:: Given information

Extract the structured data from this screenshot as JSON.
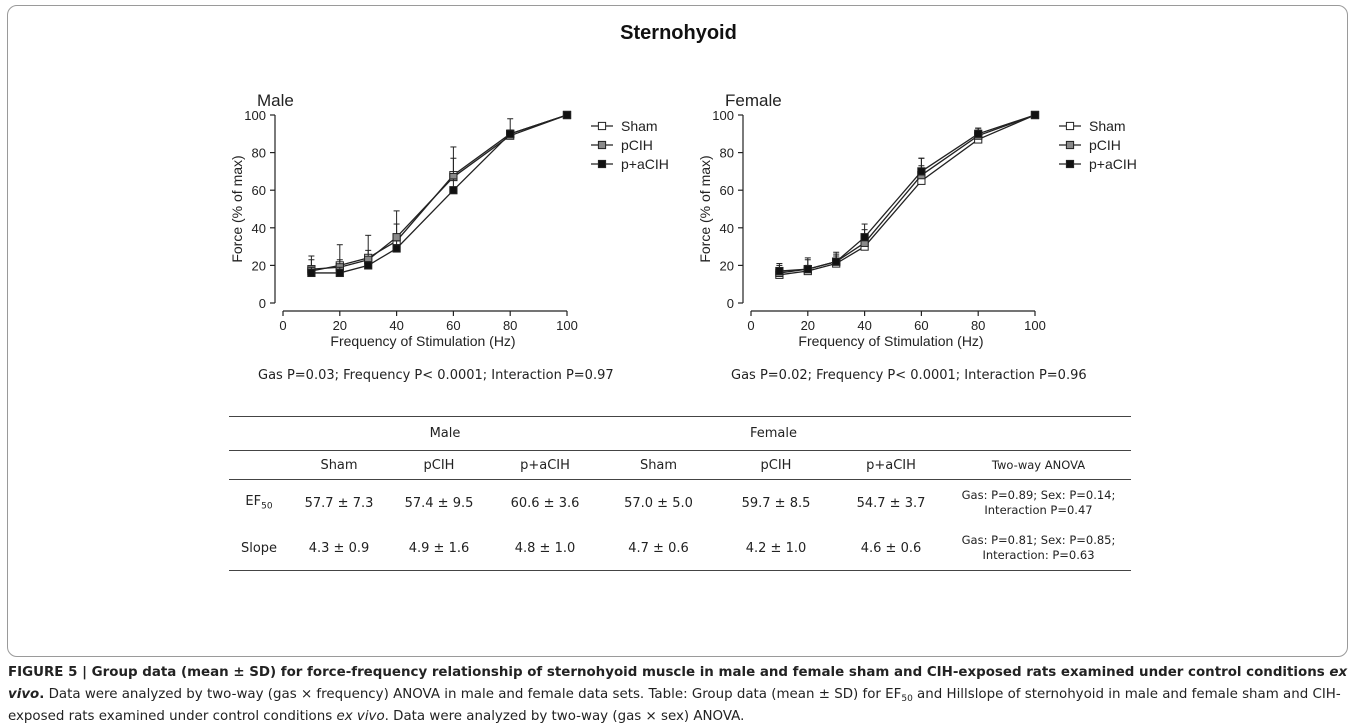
{
  "figure_title": "Sternohyoid",
  "chart_data": [
    {
      "type": "line",
      "title": "Male",
      "xlabel": "Frequency of Stimulation (Hz)",
      "ylabel": "Force  (% of max)",
      "xlim": [
        0,
        100
      ],
      "ylim": [
        0,
        100
      ],
      "xticks": [
        0,
        20,
        40,
        60,
        80,
        100
      ],
      "yticks": [
        0,
        20,
        40,
        60,
        80,
        100
      ],
      "x": [
        10,
        20,
        30,
        40,
        60,
        80,
        100
      ],
      "legend_position": "right",
      "series": [
        {
          "name": "Sham",
          "marker": "open-square",
          "values": [
            17,
            20,
            24,
            33,
            68,
            90,
            100
          ],
          "sd": [
            8,
            11,
            12,
            16,
            15,
            8,
            0
          ]
        },
        {
          "name": "pCIH",
          "marker": "gray-square",
          "values": [
            18,
            19,
            23,
            35,
            67,
            89,
            100
          ],
          "sd": [
            5,
            4,
            5,
            7,
            10,
            3,
            0
          ]
        },
        {
          "name": "p+aCIH",
          "marker": "filled-square",
          "values": [
            16,
            16,
            20,
            29,
            60,
            90,
            100
          ],
          "sd": [
            3,
            3,
            2,
            4,
            6,
            2,
            0
          ]
        }
      ],
      "stats_text": "Gas P=0.03; Frequency P< 0.0001; Interaction P=0.97"
    },
    {
      "type": "line",
      "title": "Female",
      "xlabel": "Frequency of Stimulation (Hz)",
      "ylabel": "Force  (% of max)",
      "xlim": [
        0,
        100
      ],
      "ylim": [
        0,
        100
      ],
      "xticks": [
        0,
        20,
        40,
        60,
        80,
        100
      ],
      "yticks": [
        0,
        20,
        40,
        60,
        80,
        100
      ],
      "x": [
        10,
        20,
        30,
        40,
        60,
        80,
        100
      ],
      "legend_position": "right",
      "series": [
        {
          "name": "Sham",
          "marker": "open-square",
          "values": [
            15,
            17,
            21,
            30,
            65,
            87,
            100
          ],
          "sd": [
            3,
            3,
            4,
            6,
            8,
            5,
            0
          ]
        },
        {
          "name": "pCIH",
          "marker": "gray-square",
          "values": [
            16,
            18,
            22,
            32,
            68,
            89,
            100
          ],
          "sd": [
            4,
            6,
            5,
            7,
            9,
            4,
            0
          ]
        },
        {
          "name": "p+aCIH",
          "marker": "filled-square",
          "values": [
            17,
            18,
            22,
            35,
            70,
            90,
            100
          ],
          "sd": [
            4,
            5,
            4,
            7,
            7,
            3,
            0
          ]
        }
      ],
      "stats_text": "Gas P=0.02; Frequency P< 0.0001; Interaction P=0.96"
    }
  ],
  "table": {
    "group_male": "Male",
    "group_female": "Female",
    "columns": [
      "Sham",
      "pCIH",
      "p+aCIH",
      "Sham",
      "pCIH",
      "p+aCIH"
    ],
    "anova_header": "Two-way ANOVA",
    "rows": [
      {
        "label": "EF",
        "label_sub": "50",
        "values": [
          "57.7 ± 7.3",
          "57.4 ± 9.5",
          "60.6 ± 3.6",
          "57.0 ± 5.0",
          "59.7 ± 8.5",
          "54.7 ± 3.7"
        ],
        "anova_line1": "Gas: P=0.89; Sex: P=0.14;",
        "anova_line2": "Interaction P=0.47"
      },
      {
        "label": "Slope",
        "label_sub": "",
        "values": [
          "4.3 ± 0.9",
          "4.9 ± 1.6",
          "4.8 ± 1.0",
          "4.7  ± 0.6",
          "4.2 ± 1.0",
          "4.6 ± 0.6"
        ],
        "anova_line1": "Gas: P=0.81; Sex: P=0.85;",
        "anova_line2": "Interaction: P=0.63"
      }
    ]
  },
  "caption": {
    "label": "FIGURE 5 | ",
    "title_bold": "Group data (mean ± SD) for force-frequency relationship of sternohyoid muscle in male and female sham and CIH-exposed rats examined under control conditions ",
    "title_bold_italic": "ex vivo",
    "title_end": ".",
    "text1": " Data were analyzed by two-way (gas × frequency) ANOVA in male and female data sets. Table: Group data (mean ± SD) for EF",
    "text1_sub": "50",
    "text2": " and Hillslope of sternohyoid in male and female sham and CIH-exposed rats examined under control conditions ",
    "text2_italic": "ex vivo",
    "text3": ". Data were analyzed by two-way (gas × sex) ANOVA."
  }
}
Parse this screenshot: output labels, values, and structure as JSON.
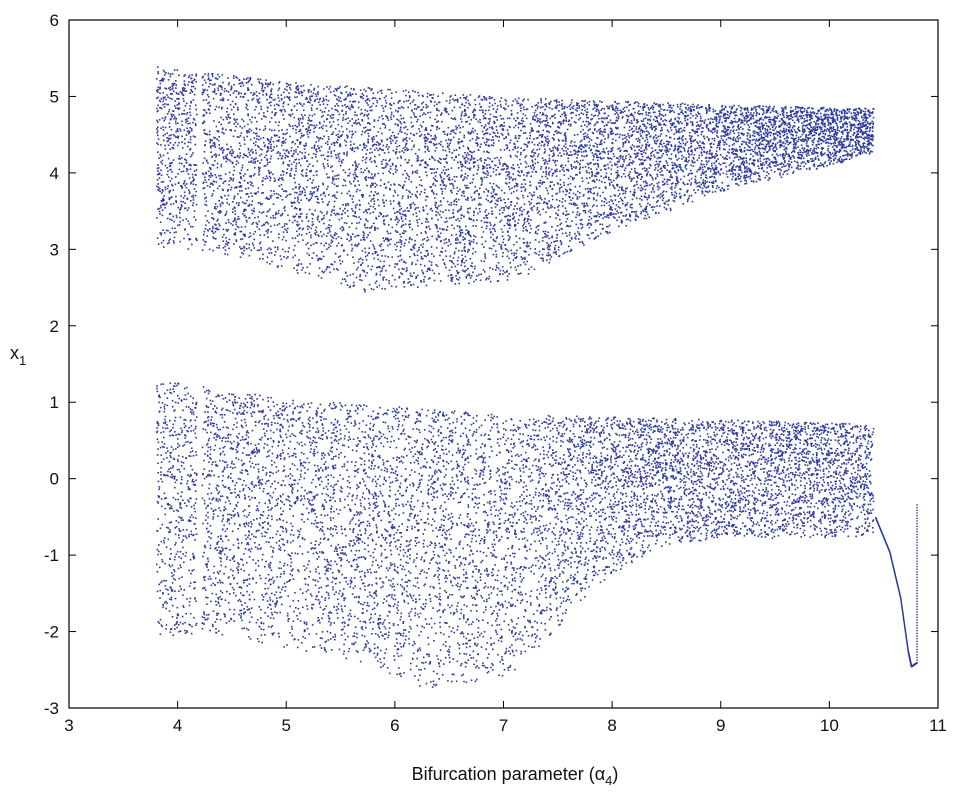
{
  "chart_data": {
    "type": "scatter",
    "title": "",
    "xlabel": {
      "main": "Bifurcation parameter (",
      "greek": "α",
      "sub": "4",
      "close": ")"
    },
    "ylabel": {
      "main": "x",
      "sub": "1"
    },
    "xlim": [
      3,
      11
    ],
    "ylim": [
      -3,
      6
    ],
    "xticks": [
      "3",
      "4",
      "5",
      "6",
      "7",
      "8",
      "9",
      "10",
      "11"
    ],
    "yticks": [
      "-3",
      "-2",
      "-1",
      "0",
      "1",
      "2",
      "3",
      "4",
      "5",
      "6"
    ],
    "grid": false,
    "legend": "none",
    "point_color": "#2b3a9c",
    "series": [
      {
        "region": "upper-chaotic-band",
        "x_range": [
          3.8,
          10.4
        ],
        "top_boundary": [
          [
            3.8,
            5.4
          ],
          [
            5.0,
            5.2
          ],
          [
            7.0,
            5.0
          ],
          [
            9.0,
            4.9
          ],
          [
            10.4,
            4.85
          ]
        ],
        "bottom_boundary": [
          [
            3.8,
            3.05
          ],
          [
            4.6,
            2.9
          ],
          [
            5.7,
            2.45
          ],
          [
            6.5,
            2.55
          ],
          [
            7.1,
            2.6
          ],
          [
            8.0,
            3.25
          ],
          [
            9.0,
            3.75
          ],
          [
            10.4,
            4.25
          ]
        ]
      },
      {
        "region": "lower-chaotic-band",
        "x_range": [
          3.8,
          10.4
        ],
        "top_boundary": [
          [
            3.8,
            1.3
          ],
          [
            5.0,
            1.05
          ],
          [
            7.0,
            0.85
          ],
          [
            9.0,
            0.78
          ],
          [
            10.4,
            0.72
          ]
        ],
        "bottom_boundary": [
          [
            3.8,
            -2.05
          ],
          [
            4.6,
            -2.1
          ],
          [
            5.7,
            -2.4
          ],
          [
            6.3,
            -2.75
          ],
          [
            7.1,
            -2.55
          ],
          [
            7.8,
            -1.45
          ],
          [
            8.4,
            -0.9
          ],
          [
            9.0,
            -0.78
          ],
          [
            10.4,
            -0.75
          ]
        ]
      },
      {
        "region": "periodic-branch",
        "points": [
          [
            10.42,
            -0.5
          ],
          [
            10.55,
            -0.95
          ],
          [
            10.65,
            -1.55
          ],
          [
            10.72,
            -2.25
          ],
          [
            10.75,
            -2.45
          ],
          [
            10.8,
            -2.4
          ],
          [
            10.8,
            -0.3
          ]
        ]
      }
    ]
  }
}
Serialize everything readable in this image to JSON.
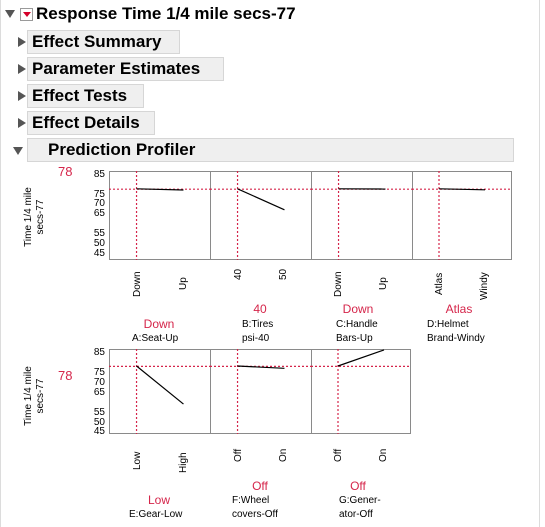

::::

-- What you will do --
Repeat the records word for word. Any picture in them should be left out.

-- Answer to this exercise --
Extract the structured data from this screenshot as JSON.
{
  "figure_title": "Sternohyoid",
  "chart_data": [
    {
      "type": "line",
      "title": "Male",
      "xlabel": "Frequency of Stimulation (Hz)",
      "ylabel": "Force  (% of max)",
      "xlim": [
        0,
        100
      ],
      "ylim": [
        0,
        100
      ],
      "xticks": [
        0,
        20,
        40,
        60,
        80,
        100
      ],
      "yticks": [
        0,
        20,
        40,
        60,
        80,
        100
      ],
      "x": [
        10,
        20,
        30,
        40,
        60,
        80,
        100
      ],
      "legend_position": "right",
      "series": [
        {
          "name": "Sham",
          "marker": "open-square",
          "values": [
            17,
            20,
            24,
            33,
            68,
            90,
            100
          ],
          "sd": [
            8,
            11,
            12,
            16,
            15,
            8,
            0
          ]
        },
        {
          "name": "pCIH",
          "marker": "gray-square",
          "values": [
            18,
            19,
            23,
            35,
            67,
            89,
            100
          ],
          "sd": [
            5,
            4,
            5,
            7,
            10,
            3,
            0
          ]
        },
        {
          "name": "p+aCIH",
          "marker": "filled-square",
          "values": [
            16,
            16,
            20,
            29,
            60,
            90,
            100
          ],
          "sd": [
            3,
            3,
            2,
            4,
            6,
            2,
            0
          ]
        }
      ],
      "stats_text": "Gas P=0.03; Frequency P< 0.0001; Interaction P=0.97"
    },
    {
      "type": "line",
      "title": "Female",
      "xlabel": "Frequency of Stimulation (Hz)",
      "ylabel": "Force  (% of max)",
      "xlim": [
        0,
        100
      ],
      "ylim": [
        0,
        100
      ],
      "xticks": [
        0,
        20,
        40,
        60,
        80,
        100
      ],
      "yticks": [
        0,
        20,
        40,
        60,
        80,
        100
      ],
      "x": [
        10,
        20,
        30,
        40,
        60,
        80,
        100
      ],
      "legend_position": "right",
      "series": [
        {
          "name": "Sham",
          "marker": "open-square",
          "values": [
            15,
            17,
            21,
            30,
            65,
            87,
            100
          ],
          "sd": [
            3,
            3,
            4,
            6,
            8,
            5,
            0
          ]
        },
        {
          "name": "pCIH",
          "marker": "gray-square",
          "values": [
            16,
            18,
            22,
            32,
            68,
            89,
            100
          ],
          "sd": [
            4,
            6,
            5,
            7,
            9,
            4,
            0
          ]
        },
        {
          "name": "p+aCIH",
          "marker": "filled-square",
          "values": [
            17,
            18,
            22,
            35,
            70,
            90,
            100
          ],
          "sd": [
            4,
            5,
            4,
            7,
            7,
            3,
            0
          ]
        }
      ],
      "stats_text": "Gas P=0.02; Frequency P< 0.0001; Interaction P=0.96"
    }
  ],
  "table": {
    "group_male": "Male",
    "group_female": "Female",
    "columns": [
      "Sham",
      "pCIH",
      "p+aCIH",
      "Sham",
      "pCIH",
      "p+aCIH"
    ],
    "anova_header": "Two-way ANOVA",
    "rows": [
      {
        "label": "EF",
        "label_sub": "50",
        "values": [
          "57.7 ± 7.3",
          "57.4 ± 9.5",
          "60.6 ± 3.6",
          "57.0 ± 5.0",
          "59.7 ± 8.5",
          "54.7 ± 3.7"
        ],
        "anova_line1": "Gas: P=0.89; Sex: P=0.14;",
        "anova_line2": "Interaction P=0.47"
      },
      {
        "label": "Slope",
        "label_sub": "",
        "values": [
          "4.3 ± 0.9",
          "4.9 ± 1.6",
          "4.8 ± 1.0",
          "4.7  ± 0.6",
          "4.2 ± 1.0",
          "4.6 ± 0.6"
        ],
        "anova_line1": "Gas: P=0.81; Sex: P=0.85;",
        "anova_line2": "Interaction: P=0.63"
      }
    ]
  },
  "caption": {
    "label": "FIGURE 5 | ",
    "title_bold": "Group data (mean ± SD) for force-frequency relationship of sternohyoid muscle in male and female sham and CIH-exposed rats examined under control conditions ",
    "title_bold_italic": "ex vivo",
    "title_end": ".",
    "text1": " Data were analyzed by two-way (gas × frequency) ANOVA in male and female data sets. Table: Group data (mean ± SD) for EF",
    "text1_sub": "50",
    "text2": " and Hillslope of sternohyoid in male and female sham and CIH-exposed rats examined under control conditions ",
    "text2_italic": "ex vivo",
    "text3": ". Data were analyzed by two-way (gas × sex) ANOVA."
  }
}
Parse this screenshot: output labels, values, and structure as JSON.
{
  "chart_data": {
    "type": "scatter",
    "title": "",
    "xlabel": {
      "main": "Bifurcation parameter (",
      "greek": "α",
      "sub": "4",
      "close": ")"
    },
    "ylabel": {
      "main": "x",
      "sub": "1"
    },
    "xlim": [
      3,
      11
    ],
    "ylim": [
      -3,
      6
    ],
    "xticks": [
      "3",
      "4",
      "5",
      "6",
      "7",
      "8",
      "9",
      "10",
      "11"
    ],
    "yticks": [
      "-3",
      "-2",
      "-1",
      "0",
      "1",
      "2",
      "3",
      "4",
      "5",
      "6"
    ],
    "grid": false,
    "legend": "none",
    "point_color": "#2b3a9c",
    "series": [
      {
        "region": "upper-chaotic-band",
        "x_range": [
          3.8,
          10.4
        ],
        "top_boundary": [
          [
            3.8,
            5.4
          ],
          [
            5.0,
            5.2
          ],
          [
            7.0,
            5.0
          ],
          [
            9.0,
            4.9
          ],
          [
            10.4,
            4.85
          ]
        ],
        "bottom_boundary": [
          [
            3.8,
            3.05
          ],
          [
            4.6,
            2.9
          ],
          [
            5.7,
            2.45
          ],
          [
            6.5,
            2.55
          ],
          [
            7.1,
            2.6
          ],
          [
            8.0,
            3.25
          ],
          [
            9.0,
            3.75
          ],
          [
            10.4,
            4.25
          ]
        ]
      },
      {
        "region": "lower-chaotic-band",
        "x_range": [
          3.8,
          10.4
        ],
        "top_boundary": [
          [
            3.8,
            1.3
          ],
          [
            5.0,
            1.05
          ],
          [
            7.0,
            0.85
          ],
          [
            9.0,
            0.78
          ],
          [
            10.4,
            0.72
          ]
        ],
        "bottom_boundary": [
          [
            3.8,
            -2.05
          ],
          [
            4.6,
            -2.1
          ],
          [
            5.7,
            -2.4
          ],
          [
            6.3,
            -2.75
          ],
          [
            7.1,
            -2.55
          ],
          [
            7.8,
            -1.45
          ],
          [
            8.4,
            -0.9
          ],
          [
            9.0,
            -0.78
          ],
          [
            10.4,
            -0.75
          ]
        ]
      },
      {
        "region": "periodic-branch",
        "points": [
          [
            10.42,
            -0.5
          ],
          [
            10.55,
            -0.95
          ],
          [
            10.65,
            -1.55
          ],
          [
            10.72,
            -2.25
          ],
          [
            10.75,
            -2.45
          ],
          [
            10.8,
            -2.4
          ],
          [
            10.8,
            -0.3
          ]
        ]
      }
    ]
  }
}
Serialize everything readable in this image to JSON.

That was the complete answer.